■ **EXERCISE PROMPT**
Copy out every line that contains the word "XcodeFix".

■ **ROWS**

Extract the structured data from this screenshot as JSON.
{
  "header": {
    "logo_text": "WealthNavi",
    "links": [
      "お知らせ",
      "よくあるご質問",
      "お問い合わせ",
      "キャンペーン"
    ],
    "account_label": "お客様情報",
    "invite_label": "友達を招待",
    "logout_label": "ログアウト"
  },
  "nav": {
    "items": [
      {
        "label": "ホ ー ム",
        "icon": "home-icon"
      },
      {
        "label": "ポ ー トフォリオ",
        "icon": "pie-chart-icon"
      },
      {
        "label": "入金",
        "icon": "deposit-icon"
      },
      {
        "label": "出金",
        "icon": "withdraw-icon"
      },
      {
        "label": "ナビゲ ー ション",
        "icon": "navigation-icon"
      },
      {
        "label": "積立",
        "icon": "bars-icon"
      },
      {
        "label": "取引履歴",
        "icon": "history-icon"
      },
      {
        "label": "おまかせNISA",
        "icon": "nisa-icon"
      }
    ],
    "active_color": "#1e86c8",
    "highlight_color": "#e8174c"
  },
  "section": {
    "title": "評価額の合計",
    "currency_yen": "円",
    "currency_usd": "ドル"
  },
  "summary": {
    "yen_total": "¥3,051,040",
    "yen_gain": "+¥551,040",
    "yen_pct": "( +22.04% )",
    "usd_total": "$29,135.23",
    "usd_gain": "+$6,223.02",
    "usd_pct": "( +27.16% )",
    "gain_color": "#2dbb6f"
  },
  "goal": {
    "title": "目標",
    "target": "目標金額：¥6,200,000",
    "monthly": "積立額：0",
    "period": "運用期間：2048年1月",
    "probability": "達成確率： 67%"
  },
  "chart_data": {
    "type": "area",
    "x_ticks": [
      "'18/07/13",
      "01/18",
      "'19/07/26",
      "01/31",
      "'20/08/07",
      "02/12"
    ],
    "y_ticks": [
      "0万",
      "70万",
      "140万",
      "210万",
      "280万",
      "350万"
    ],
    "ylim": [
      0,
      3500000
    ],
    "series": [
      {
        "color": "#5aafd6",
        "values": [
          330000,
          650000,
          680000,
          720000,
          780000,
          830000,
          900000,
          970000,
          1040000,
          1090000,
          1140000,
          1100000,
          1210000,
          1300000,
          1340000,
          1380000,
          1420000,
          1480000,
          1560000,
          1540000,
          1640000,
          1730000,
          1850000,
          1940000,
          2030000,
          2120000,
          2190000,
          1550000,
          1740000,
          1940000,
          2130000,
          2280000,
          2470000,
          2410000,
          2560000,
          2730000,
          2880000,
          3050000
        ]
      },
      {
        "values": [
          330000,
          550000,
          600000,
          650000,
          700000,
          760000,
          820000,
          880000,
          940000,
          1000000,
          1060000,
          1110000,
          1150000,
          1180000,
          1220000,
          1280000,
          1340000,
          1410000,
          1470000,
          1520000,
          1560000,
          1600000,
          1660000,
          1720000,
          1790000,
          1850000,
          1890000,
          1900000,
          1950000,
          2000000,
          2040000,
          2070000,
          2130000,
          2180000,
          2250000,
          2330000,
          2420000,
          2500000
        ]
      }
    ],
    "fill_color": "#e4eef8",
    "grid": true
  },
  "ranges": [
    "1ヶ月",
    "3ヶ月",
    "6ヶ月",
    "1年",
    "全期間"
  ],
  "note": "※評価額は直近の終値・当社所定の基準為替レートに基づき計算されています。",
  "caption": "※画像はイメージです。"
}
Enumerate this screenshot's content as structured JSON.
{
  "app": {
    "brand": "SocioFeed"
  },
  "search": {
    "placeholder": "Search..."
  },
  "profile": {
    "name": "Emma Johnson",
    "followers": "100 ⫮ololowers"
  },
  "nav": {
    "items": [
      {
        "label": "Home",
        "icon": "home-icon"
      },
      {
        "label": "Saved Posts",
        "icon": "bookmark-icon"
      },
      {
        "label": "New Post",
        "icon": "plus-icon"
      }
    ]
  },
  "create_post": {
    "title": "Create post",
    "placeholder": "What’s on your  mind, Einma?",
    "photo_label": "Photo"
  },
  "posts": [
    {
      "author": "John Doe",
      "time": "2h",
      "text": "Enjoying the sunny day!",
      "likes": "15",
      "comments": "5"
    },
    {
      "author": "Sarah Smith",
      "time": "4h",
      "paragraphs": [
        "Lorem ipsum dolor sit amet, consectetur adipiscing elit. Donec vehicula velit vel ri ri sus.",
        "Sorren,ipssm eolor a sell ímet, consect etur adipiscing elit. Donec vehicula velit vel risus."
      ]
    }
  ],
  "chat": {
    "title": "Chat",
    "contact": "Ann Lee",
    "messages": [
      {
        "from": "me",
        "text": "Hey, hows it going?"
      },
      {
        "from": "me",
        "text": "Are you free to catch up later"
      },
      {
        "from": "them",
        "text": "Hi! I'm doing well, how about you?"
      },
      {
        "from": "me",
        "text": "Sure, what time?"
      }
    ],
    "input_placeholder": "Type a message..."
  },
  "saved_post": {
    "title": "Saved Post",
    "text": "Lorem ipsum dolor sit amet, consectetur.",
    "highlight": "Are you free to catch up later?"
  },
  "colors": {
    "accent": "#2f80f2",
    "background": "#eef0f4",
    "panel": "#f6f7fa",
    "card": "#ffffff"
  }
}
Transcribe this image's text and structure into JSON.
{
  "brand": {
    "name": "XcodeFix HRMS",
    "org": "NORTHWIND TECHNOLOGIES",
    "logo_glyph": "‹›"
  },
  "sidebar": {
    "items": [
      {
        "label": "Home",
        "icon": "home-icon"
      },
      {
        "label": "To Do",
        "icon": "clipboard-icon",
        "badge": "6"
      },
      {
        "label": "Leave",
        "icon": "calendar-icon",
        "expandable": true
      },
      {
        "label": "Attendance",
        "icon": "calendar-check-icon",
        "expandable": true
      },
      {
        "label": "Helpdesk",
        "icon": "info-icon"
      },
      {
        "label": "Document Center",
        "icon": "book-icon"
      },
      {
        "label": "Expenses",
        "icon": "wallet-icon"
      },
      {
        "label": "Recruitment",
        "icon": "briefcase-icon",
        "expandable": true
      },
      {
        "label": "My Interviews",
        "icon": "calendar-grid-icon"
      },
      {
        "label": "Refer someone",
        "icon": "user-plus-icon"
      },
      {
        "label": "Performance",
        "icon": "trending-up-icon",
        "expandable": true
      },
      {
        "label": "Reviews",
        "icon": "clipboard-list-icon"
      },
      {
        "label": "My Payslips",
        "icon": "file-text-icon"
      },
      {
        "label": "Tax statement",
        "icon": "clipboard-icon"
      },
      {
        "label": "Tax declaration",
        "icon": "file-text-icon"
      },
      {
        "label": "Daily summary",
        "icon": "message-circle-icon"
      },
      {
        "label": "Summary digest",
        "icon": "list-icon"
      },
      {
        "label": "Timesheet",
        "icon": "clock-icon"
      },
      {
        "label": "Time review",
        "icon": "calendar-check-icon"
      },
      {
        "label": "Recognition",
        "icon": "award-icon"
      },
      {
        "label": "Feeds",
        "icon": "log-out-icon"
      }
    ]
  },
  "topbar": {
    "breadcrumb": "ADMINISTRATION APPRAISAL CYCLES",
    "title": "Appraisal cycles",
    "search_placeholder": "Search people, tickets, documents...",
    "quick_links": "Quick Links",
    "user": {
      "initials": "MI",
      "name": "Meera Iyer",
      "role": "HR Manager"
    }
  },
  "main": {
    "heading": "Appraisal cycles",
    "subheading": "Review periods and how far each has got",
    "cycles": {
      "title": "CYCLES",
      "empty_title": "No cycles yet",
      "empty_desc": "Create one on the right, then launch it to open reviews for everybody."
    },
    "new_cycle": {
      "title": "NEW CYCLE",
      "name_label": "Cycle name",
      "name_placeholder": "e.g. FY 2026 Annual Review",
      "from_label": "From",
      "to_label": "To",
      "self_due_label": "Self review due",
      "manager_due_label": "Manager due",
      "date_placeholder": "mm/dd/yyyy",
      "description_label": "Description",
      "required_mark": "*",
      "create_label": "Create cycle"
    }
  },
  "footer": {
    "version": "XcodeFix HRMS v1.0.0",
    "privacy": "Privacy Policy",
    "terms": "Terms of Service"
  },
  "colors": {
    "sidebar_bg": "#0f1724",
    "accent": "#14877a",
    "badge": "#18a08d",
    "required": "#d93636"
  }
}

■ **SOLUTION FOR THIS EXERCISE**
    "name": "XcodeFix HRMS",
    "version": "XcodeFix HRMS v1.0.0",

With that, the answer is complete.